Whenever a line contains the string "JSON", copy it out of the entries.

--- BEGIN ---

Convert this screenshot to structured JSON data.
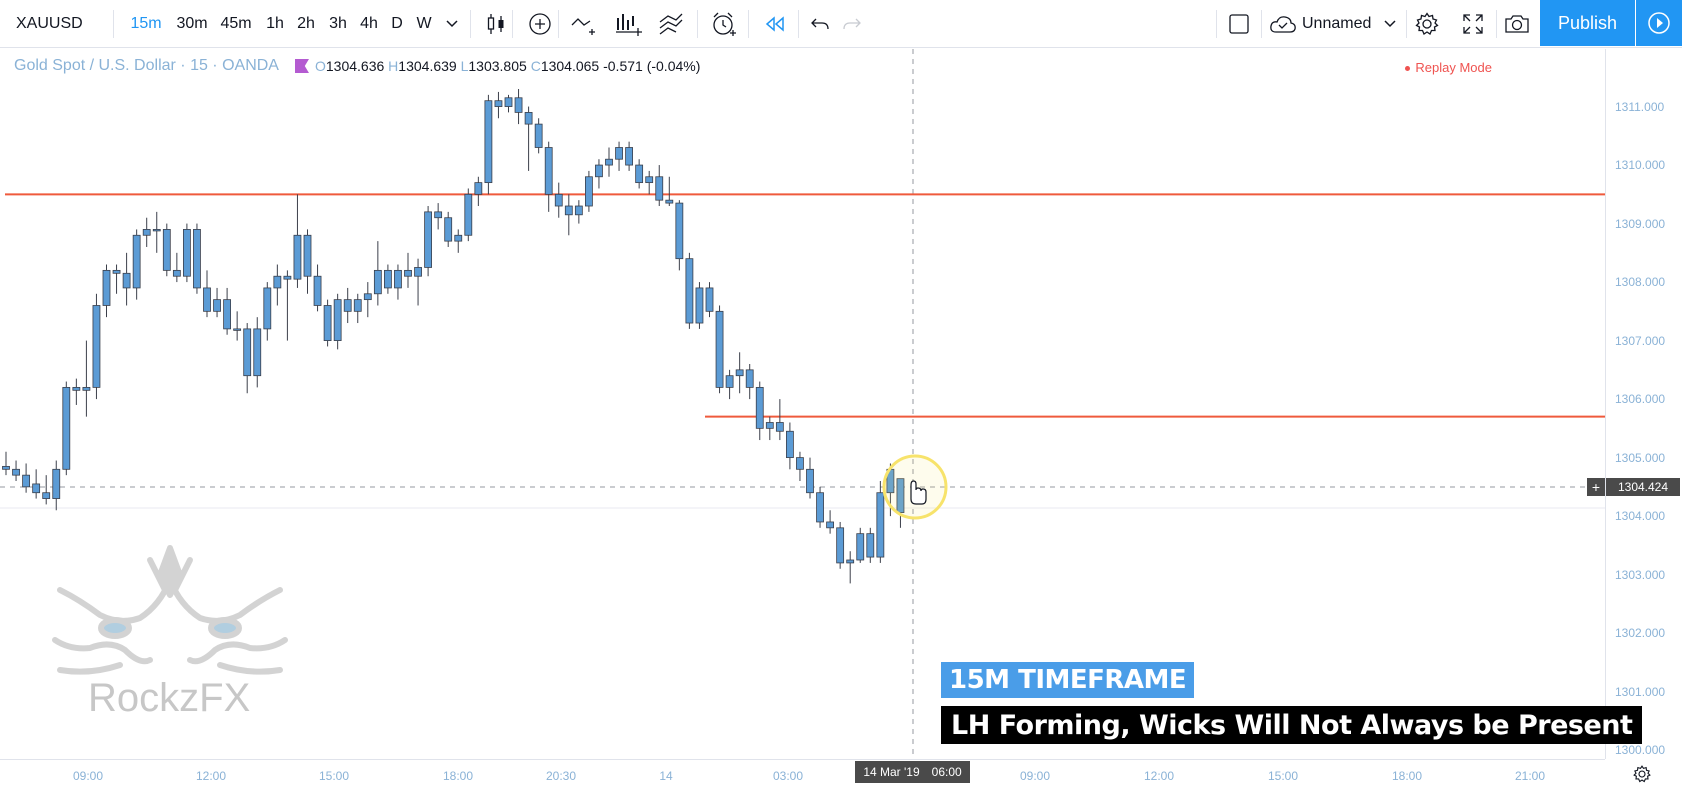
{
  "toolbar": {
    "symbol": "XAUUSD",
    "timeframes": [
      "15m",
      "30m",
      "45m",
      "1h",
      "2h",
      "3h",
      "4h",
      "D",
      "W"
    ],
    "active_timeframe": "15m",
    "layout_name": "Unnamed",
    "publish_label": "Publish"
  },
  "legend": {
    "title": "Gold Spot / U.S. Dollar · 15 · OANDA",
    "open_key": "O",
    "open": "1304.636",
    "high_key": "H",
    "high": "1304.639",
    "low_key": "L",
    "low": "1303.805",
    "close_key": "C",
    "close": "1304.065",
    "change": "-0.571 (-0.04%)"
  },
  "replay_mode": "Replay Mode",
  "price_axis": {
    "labels": [
      "1311.000",
      "1310.000",
      "1309.000",
      "1308.000",
      "1307.000",
      "1306.000",
      "1305.000",
      "1304.000",
      "1303.000",
      "1302.000",
      "1301.000",
      "1300.000"
    ],
    "current": "1304.424"
  },
  "time_axis": {
    "labels": [
      "09:00",
      "12:00",
      "15:00",
      "18:00",
      "20:30",
      "14",
      "03:00",
      "09:00",
      "12:00",
      "15:00",
      "18:00",
      "21:00"
    ],
    "cursor_date": "14 Mar '19",
    "cursor_time": "06:00"
  },
  "captions": {
    "line1": "15M TIMEFRAME",
    "line2": "LH Forming, Wicks Will Not Always be Present"
  },
  "watermark": "RockzFX",
  "colors": {
    "accent": "#2196f3",
    "candle": "#5b9bd5",
    "level_line": "#ef5a3c",
    "caption_blue": "#4a9de8",
    "highlight_ring": "#f7e36b"
  },
  "icons": [
    "chevron-down-icon",
    "candles-icon",
    "add-indicator-icon",
    "compare-icon",
    "indicators-icon",
    "templates-icon",
    "alert-icon",
    "replay-icon",
    "undo-icon",
    "redo-icon",
    "fullscreen-square-icon",
    "cloud-save-icon",
    "gear-icon",
    "expand-icon",
    "camera-icon",
    "play-icon"
  ],
  "chart_data": {
    "type": "candlestick",
    "title": "Gold Spot / U.S. Dollar · 15 · OANDA",
    "ylim": [
      1299.9,
      1311.3
    ],
    "horizontal_levels": [
      1309.5,
      1305.7
    ],
    "crosshair_price": 1304.424,
    "candles": [
      {
        "o": 1304.85,
        "h": 1305.1,
        "l": 1304.7,
        "c": 1304.8
      },
      {
        "o": 1304.8,
        "h": 1304.95,
        "l": 1304.6,
        "c": 1304.7
      },
      {
        "o": 1304.7,
        "h": 1304.9,
        "l": 1304.4,
        "c": 1304.5
      },
      {
        "o": 1304.55,
        "h": 1304.8,
        "l": 1304.3,
        "c": 1304.4
      },
      {
        "o": 1304.4,
        "h": 1304.7,
        "l": 1304.2,
        "c": 1304.3
      },
      {
        "o": 1304.3,
        "h": 1304.95,
        "l": 1304.1,
        "c": 1304.8
      },
      {
        "o": 1304.8,
        "h": 1306.3,
        "l": 1304.7,
        "c": 1306.2
      },
      {
        "o": 1306.2,
        "h": 1306.35,
        "l": 1305.9,
        "c": 1306.15
      },
      {
        "o": 1306.15,
        "h": 1307.0,
        "l": 1305.7,
        "c": 1306.2
      },
      {
        "o": 1306.2,
        "h": 1307.8,
        "l": 1306.0,
        "c": 1307.6
      },
      {
        "o": 1307.6,
        "h": 1308.3,
        "l": 1307.4,
        "c": 1308.2
      },
      {
        "o": 1308.2,
        "h": 1308.3,
        "l": 1307.8,
        "c": 1308.15
      },
      {
        "o": 1308.15,
        "h": 1308.5,
        "l": 1307.6,
        "c": 1307.9
      },
      {
        "o": 1307.9,
        "h": 1308.9,
        "l": 1307.7,
        "c": 1308.8
      },
      {
        "o": 1308.8,
        "h": 1309.1,
        "l": 1308.6,
        "c": 1308.9
      },
      {
        "o": 1308.9,
        "h": 1309.2,
        "l": 1308.5,
        "c": 1308.9
      },
      {
        "o": 1308.9,
        "h": 1309.0,
        "l": 1308.1,
        "c": 1308.2
      },
      {
        "o": 1308.2,
        "h": 1308.5,
        "l": 1308.0,
        "c": 1308.1
      },
      {
        "o": 1308.1,
        "h": 1309.0,
        "l": 1308.0,
        "c": 1308.9
      },
      {
        "o": 1308.9,
        "h": 1309.0,
        "l": 1307.8,
        "c": 1307.9
      },
      {
        "o": 1307.9,
        "h": 1308.2,
        "l": 1307.4,
        "c": 1307.5
      },
      {
        "o": 1307.5,
        "h": 1307.9,
        "l": 1307.4,
        "c": 1307.7
      },
      {
        "o": 1307.7,
        "h": 1307.9,
        "l": 1307.1,
        "c": 1307.2
      },
      {
        "o": 1307.2,
        "h": 1307.5,
        "l": 1307.0,
        "c": 1307.2
      },
      {
        "o": 1307.2,
        "h": 1307.3,
        "l": 1306.1,
        "c": 1306.4
      },
      {
        "o": 1306.4,
        "h": 1307.4,
        "l": 1306.2,
        "c": 1307.2
      },
      {
        "o": 1307.2,
        "h": 1308.0,
        "l": 1307.0,
        "c": 1307.9
      },
      {
        "o": 1307.9,
        "h": 1308.3,
        "l": 1307.6,
        "c": 1308.1
      },
      {
        "o": 1308.1,
        "h": 1308.2,
        "l": 1307.0,
        "c": 1308.05
      },
      {
        "o": 1308.05,
        "h": 1309.5,
        "l": 1307.9,
        "c": 1308.8
      },
      {
        "o": 1308.8,
        "h": 1308.9,
        "l": 1307.8,
        "c": 1308.1
      },
      {
        "o": 1308.1,
        "h": 1308.3,
        "l": 1307.5,
        "c": 1307.6
      },
      {
        "o": 1307.6,
        "h": 1307.7,
        "l": 1306.9,
        "c": 1307.0
      },
      {
        "o": 1307.0,
        "h": 1307.8,
        "l": 1306.85,
        "c": 1307.7
      },
      {
        "o": 1307.7,
        "h": 1307.9,
        "l": 1307.3,
        "c": 1307.5
      },
      {
        "o": 1307.5,
        "h": 1307.8,
        "l": 1307.3,
        "c": 1307.7
      },
      {
        "o": 1307.7,
        "h": 1308.0,
        "l": 1307.4,
        "c": 1307.8
      },
      {
        "o": 1307.8,
        "h": 1308.7,
        "l": 1307.6,
        "c": 1308.2
      },
      {
        "o": 1308.2,
        "h": 1308.3,
        "l": 1307.8,
        "c": 1307.9
      },
      {
        "o": 1307.9,
        "h": 1308.3,
        "l": 1307.7,
        "c": 1308.2
      },
      {
        "o": 1308.2,
        "h": 1308.5,
        "l": 1307.9,
        "c": 1308.1
      },
      {
        "o": 1308.1,
        "h": 1308.4,
        "l": 1307.6,
        "c": 1308.25
      },
      {
        "o": 1308.25,
        "h": 1309.3,
        "l": 1308.1,
        "c": 1309.2
      },
      {
        "o": 1309.2,
        "h": 1309.35,
        "l": 1308.9,
        "c": 1309.1
      },
      {
        "o": 1309.1,
        "h": 1309.2,
        "l": 1308.6,
        "c": 1308.7
      },
      {
        "o": 1308.7,
        "h": 1308.9,
        "l": 1308.5,
        "c": 1308.8
      },
      {
        "o": 1308.8,
        "h": 1309.6,
        "l": 1308.7,
        "c": 1309.5
      },
      {
        "o": 1309.5,
        "h": 1309.8,
        "l": 1309.3,
        "c": 1309.7
      },
      {
        "o": 1309.7,
        "h": 1311.2,
        "l": 1309.5,
        "c": 1311.1
      },
      {
        "o": 1311.1,
        "h": 1311.25,
        "l": 1310.8,
        "c": 1311.0
      },
      {
        "o": 1311.0,
        "h": 1311.2,
        "l": 1310.9,
        "c": 1311.15
      },
      {
        "o": 1311.15,
        "h": 1311.3,
        "l": 1310.7,
        "c": 1310.9
      },
      {
        "o": 1310.9,
        "h": 1311.0,
        "l": 1309.9,
        "c": 1310.7
      },
      {
        "o": 1310.7,
        "h": 1310.8,
        "l": 1310.2,
        "c": 1310.3
      },
      {
        "o": 1310.3,
        "h": 1310.4,
        "l": 1309.2,
        "c": 1309.5
      },
      {
        "o": 1309.5,
        "h": 1309.7,
        "l": 1309.1,
        "c": 1309.3
      },
      {
        "o": 1309.3,
        "h": 1309.5,
        "l": 1308.8,
        "c": 1309.15
      },
      {
        "o": 1309.15,
        "h": 1309.4,
        "l": 1309.0,
        "c": 1309.3
      },
      {
        "o": 1309.3,
        "h": 1309.9,
        "l": 1309.2,
        "c": 1309.8
      },
      {
        "o": 1309.8,
        "h": 1310.1,
        "l": 1309.6,
        "c": 1310.0
      },
      {
        "o": 1310.0,
        "h": 1310.3,
        "l": 1309.8,
        "c": 1310.1
      },
      {
        "o": 1310.1,
        "h": 1310.4,
        "l": 1309.9,
        "c": 1310.3
      },
      {
        "o": 1310.3,
        "h": 1310.4,
        "l": 1309.9,
        "c": 1310.0
      },
      {
        "o": 1310.0,
        "h": 1310.1,
        "l": 1309.6,
        "c": 1309.7
      },
      {
        "o": 1309.7,
        "h": 1309.9,
        "l": 1309.5,
        "c": 1309.8
      },
      {
        "o": 1309.8,
        "h": 1310.0,
        "l": 1309.3,
        "c": 1309.4
      },
      {
        "o": 1309.4,
        "h": 1309.8,
        "l": 1309.3,
        "c": 1309.35
      },
      {
        "o": 1309.35,
        "h": 1309.4,
        "l": 1308.2,
        "c": 1308.4
      },
      {
        "o": 1308.4,
        "h": 1308.5,
        "l": 1307.2,
        "c": 1307.3
      },
      {
        "o": 1307.3,
        "h": 1308.0,
        "l": 1307.2,
        "c": 1307.9
      },
      {
        "o": 1307.9,
        "h": 1308.0,
        "l": 1307.4,
        "c": 1307.5
      },
      {
        "o": 1307.5,
        "h": 1307.6,
        "l": 1306.1,
        "c": 1306.2
      },
      {
        "o": 1306.2,
        "h": 1306.5,
        "l": 1306.0,
        "c": 1306.4
      },
      {
        "o": 1306.4,
        "h": 1306.8,
        "l": 1306.1,
        "c": 1306.5
      },
      {
        "o": 1306.5,
        "h": 1306.6,
        "l": 1306.0,
        "c": 1306.2
      },
      {
        "o": 1306.2,
        "h": 1306.3,
        "l": 1305.3,
        "c": 1305.5
      },
      {
        "o": 1305.5,
        "h": 1305.7,
        "l": 1305.3,
        "c": 1305.6
      },
      {
        "o": 1305.6,
        "h": 1306.0,
        "l": 1305.3,
        "c": 1305.45
      },
      {
        "o": 1305.45,
        "h": 1305.6,
        "l": 1304.8,
        "c": 1305.0
      },
      {
        "o": 1305.0,
        "h": 1305.1,
        "l": 1304.6,
        "c": 1304.8
      },
      {
        "o": 1304.8,
        "h": 1305.0,
        "l": 1304.3,
        "c": 1304.4
      },
      {
        "o": 1304.4,
        "h": 1304.5,
        "l": 1303.8,
        "c": 1303.9
      },
      {
        "o": 1303.9,
        "h": 1304.1,
        "l": 1303.7,
        "c": 1303.8
      },
      {
        "o": 1303.8,
        "h": 1303.9,
        "l": 1303.1,
        "c": 1303.2
      },
      {
        "o": 1303.2,
        "h": 1303.4,
        "l": 1302.85,
        "c": 1303.25
      },
      {
        "o": 1303.25,
        "h": 1303.8,
        "l": 1303.2,
        "c": 1303.7
      },
      {
        "o": 1303.7,
        "h": 1303.8,
        "l": 1303.2,
        "c": 1303.3
      },
      {
        "o": 1303.3,
        "h": 1304.6,
        "l": 1303.2,
        "c": 1304.4
      },
      {
        "o": 1304.4,
        "h": 1304.9,
        "l": 1304.0,
        "c": 1304.8
      },
      {
        "o": 1304.64,
        "h": 1304.64,
        "l": 1303.8,
        "c": 1304.06
      }
    ]
  }
}
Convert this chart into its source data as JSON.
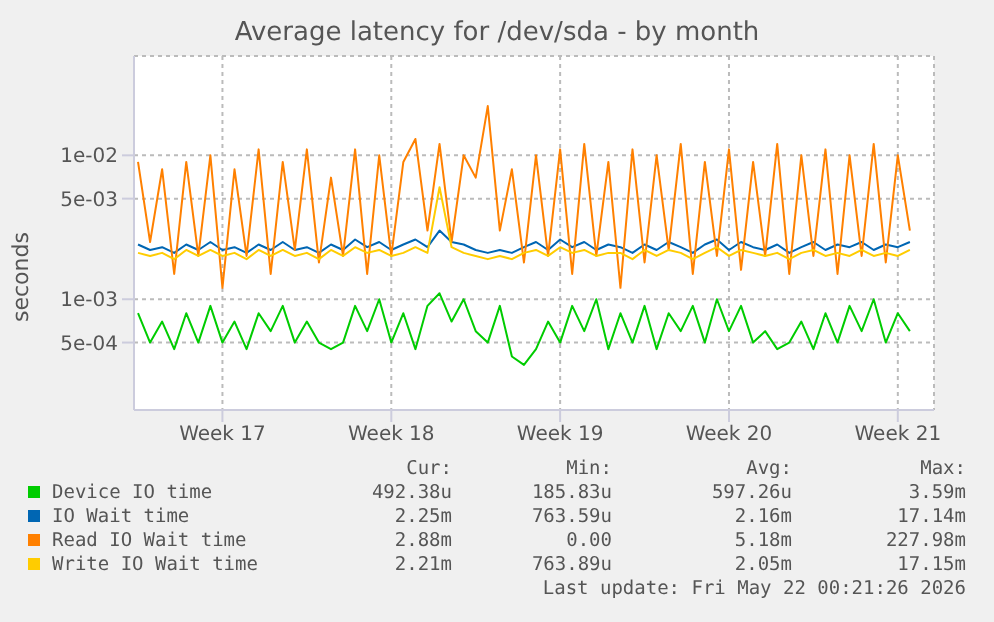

--- END ---

_SOLVED EXERCISE_:
Convert this screenshot to structured JSON data.
Convert this chart into its source data as JSON.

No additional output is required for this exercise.